Only lines holding the word "text" should be copied from the material.
────────
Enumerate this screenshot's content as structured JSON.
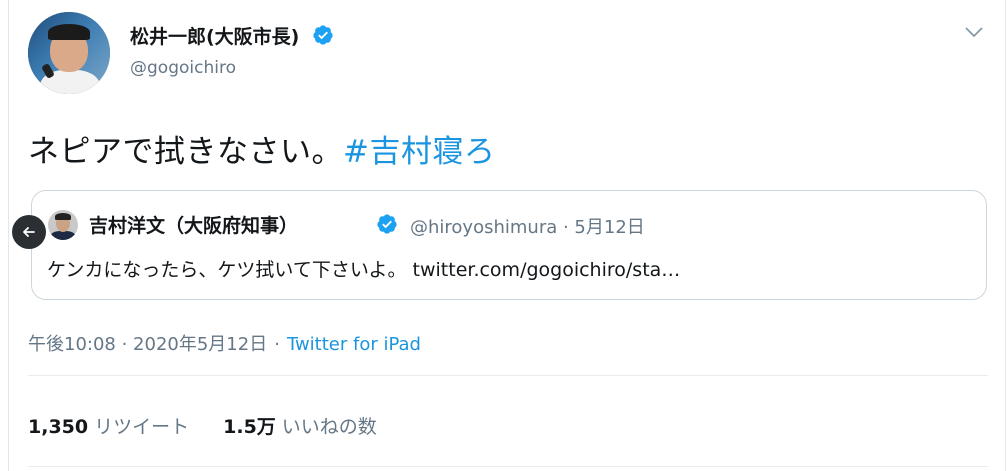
{
  "tweet": {
    "author_name": "松井一郎(大阪市長)",
    "author_handle": "@gogoichiro",
    "text": "ネピアで拭きなさい。",
    "hashtag": "#吉村寝ろ",
    "timestamp": "午後10:08 · 2020年5月12日",
    "source": "Twitter for iPad",
    "separator": "·"
  },
  "quote": {
    "author_name": "吉村洋文（大阪府知事）",
    "meta": "@hiroyoshimura · 5月12日",
    "text": "ケンカになったら、ケツ拭いて下さいよ。 twitter.com/gogoichiro/sta…"
  },
  "stats": {
    "retweets_count": "1,350",
    "retweets_label": "リツイート",
    "likes_count": "1.5万",
    "likes_label": "いいねの数"
  },
  "icons": {
    "verified": "verified-badge-icon",
    "chevron": "chevron-down-icon",
    "back": "arrow-left-icon"
  },
  "colors": {
    "accent": "#1b95e0",
    "verified": "#1da1f2",
    "muted": "#657786",
    "text": "#14171a"
  }
}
────────
__Exercise solution__:
    "text": "ネピアで拭きなさい。",
    "text": "ケンカになったら、ケツ拭いて下さいよ。 twitter.com/gogoichiro/sta…"
    "text": "#14171a"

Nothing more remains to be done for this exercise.